● MATERIAL TO PROCESS
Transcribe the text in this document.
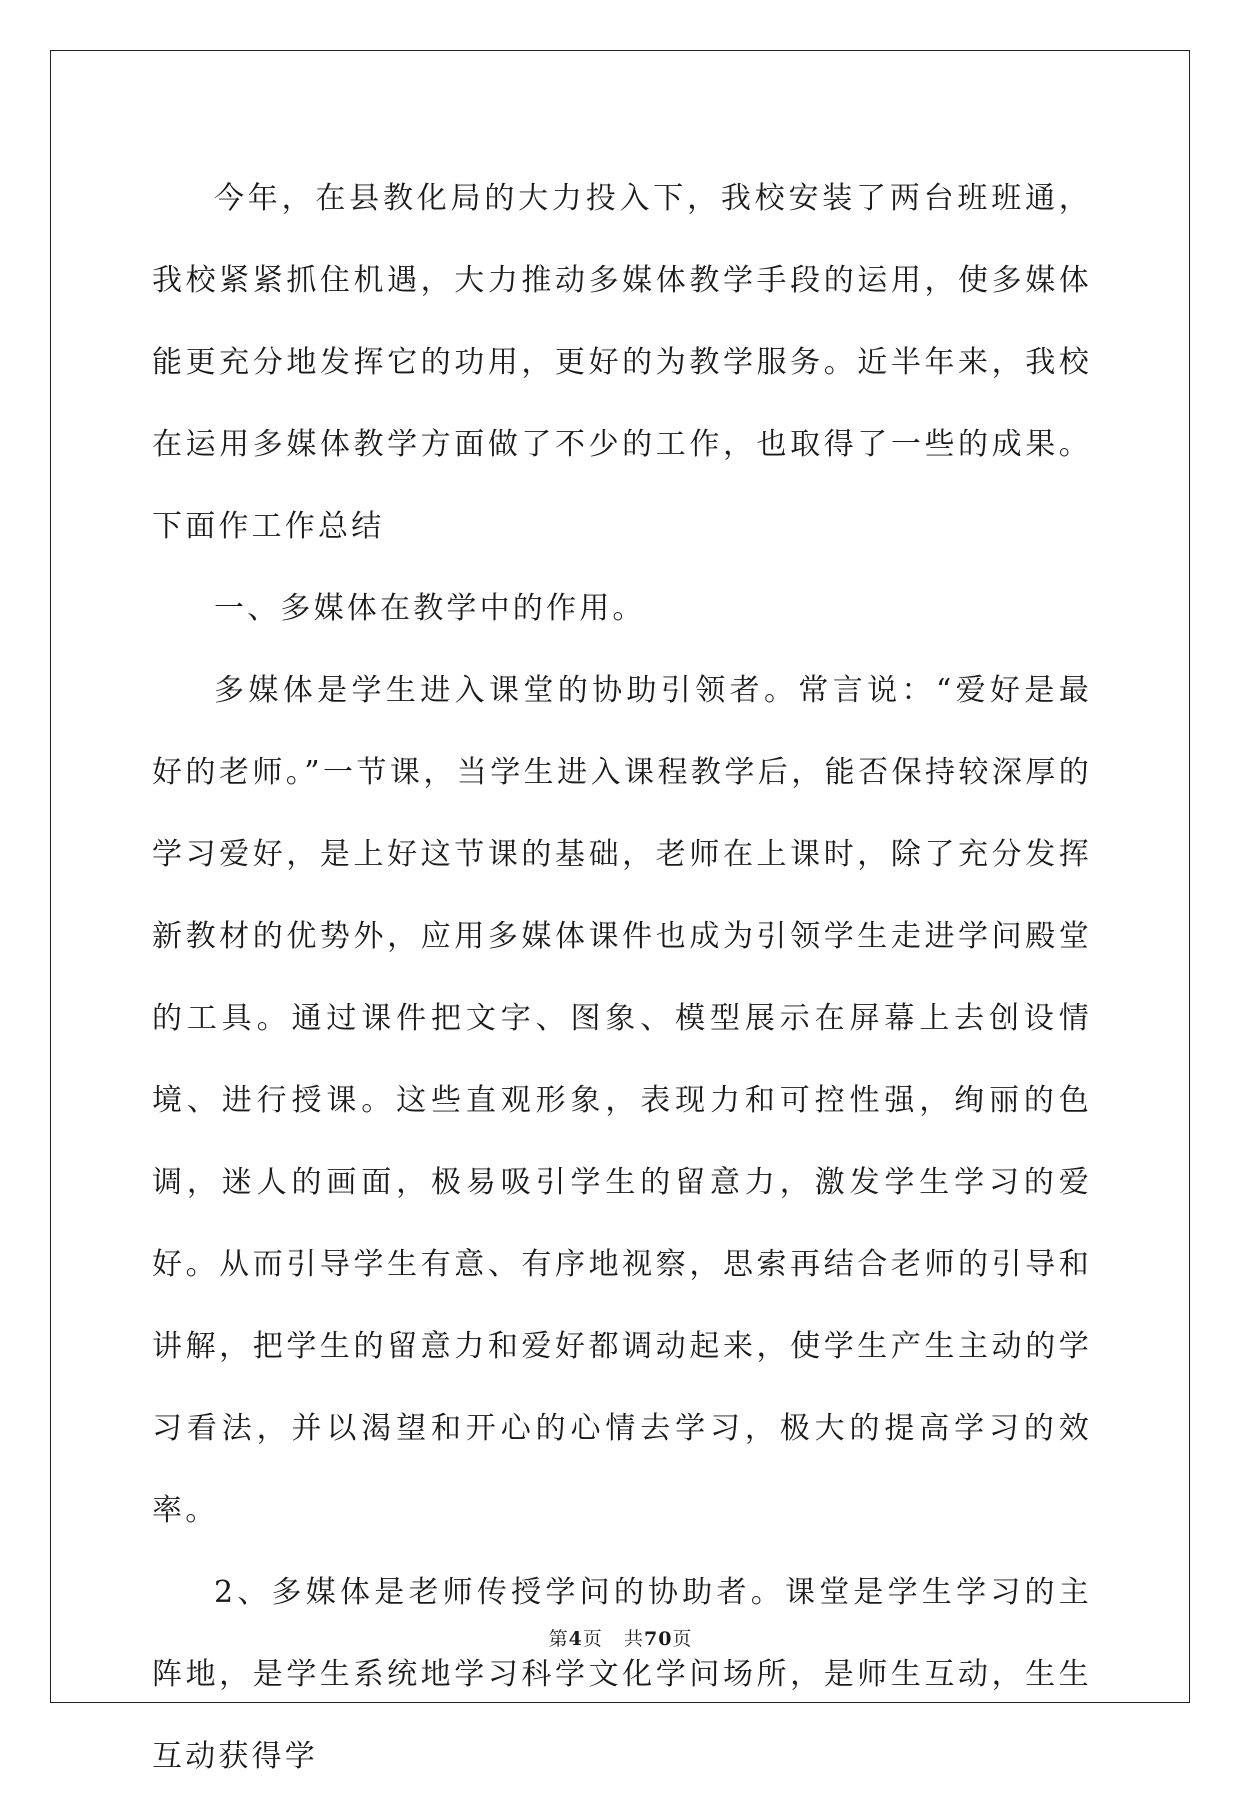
今年，在县教化局的大力投入下，我校安装了两台班班通，我校紧紧抓住机遇，大力推动多媒体教学手段的运用，使多媒体能更充分地发挥它的功用，更好的为教学服务。近半年来，我校在运用多媒体教学方面做了不少的工作，也取得了一些的成果。下面作工作总结

一、多媒体在教学中的作用。

多媒体是学生进入课堂的协助引领者。常言说：“爱好是最好的老师。”一节课，当学生进入课程教学后，能否保持较深厚的学习爱好，是上好这节课的基础，老师在上课时，除了充分发挥新教材的优势外，应用多媒体课件也成为引领学生走进学问殿堂的工具。通过课件把文字、图象、模型展示在屏幕上去创设情境、进行授课。这些直观形象，表现力和可控性强，绚丽的色调，迷人的画面，极易吸引学生的留意力，激发学生学习的爱好。从而引导学生有意、有序地视察，思索再结合老师的引导和讲解，把学生的留意力和爱好都调动起来，使学生产生主动的学习看法，并以渴望和开心的心情去学习，极大的提高学习的效率。

2、多媒体是老师传授学问的协助者。课堂是学生学习的主阵地，是学生系统地学习科学文化学问场所，是师生互动，生生互动获得学

第4页 共70页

● TASK
Please write out all of the material above without changing a word, and omit any pictures.

● SOLUTION
Transcribe the text in this document.
今年，在县教化局的大力投入下，我校安装了两台班班通，我校紧紧抓住机遇，大力推动多媒体教学手段的运用，使多媒体能更充分地发挥它的功用，更好的为教学服务。近半年来，我校在运用多媒体教学方面做了不少的工作，也取得了一些的成果。下面作工作总结

一、多媒体在教学中的作用。

多媒体是学生进入课堂的协助引领者。常言说：“爱好是最好的老师。”一节课，当学生进入课程教学后，能否保持较深厚的学习爱好，是上好这节课的基础，老师在上课时，除了充分发挥新教材的优势外，应用多媒体课件也成为引领学生走进学问殿堂的工具。通过课件把文字、图象、模型展示在屏幕上去创设情境、进行授课。这些直观形象，表现力和可控性强，绚丽的色调，迷人的画面，极易吸引学生的留意力，激发学生学习的爱好。从而引导学生有意、有序地视察，思索再结合老师的引导和讲解，把学生的留意力和爱好都调动起来，使学生产生主动的学习看法，并以渴望和开心的心情去学习，极大的提高学习的效率。

2、多媒体是老师传授学问的协助者。课堂是学生学习的主阵地，是学生系统地学习科学文化学问场所，是师生互动，生生互动获得学

第4页 共70页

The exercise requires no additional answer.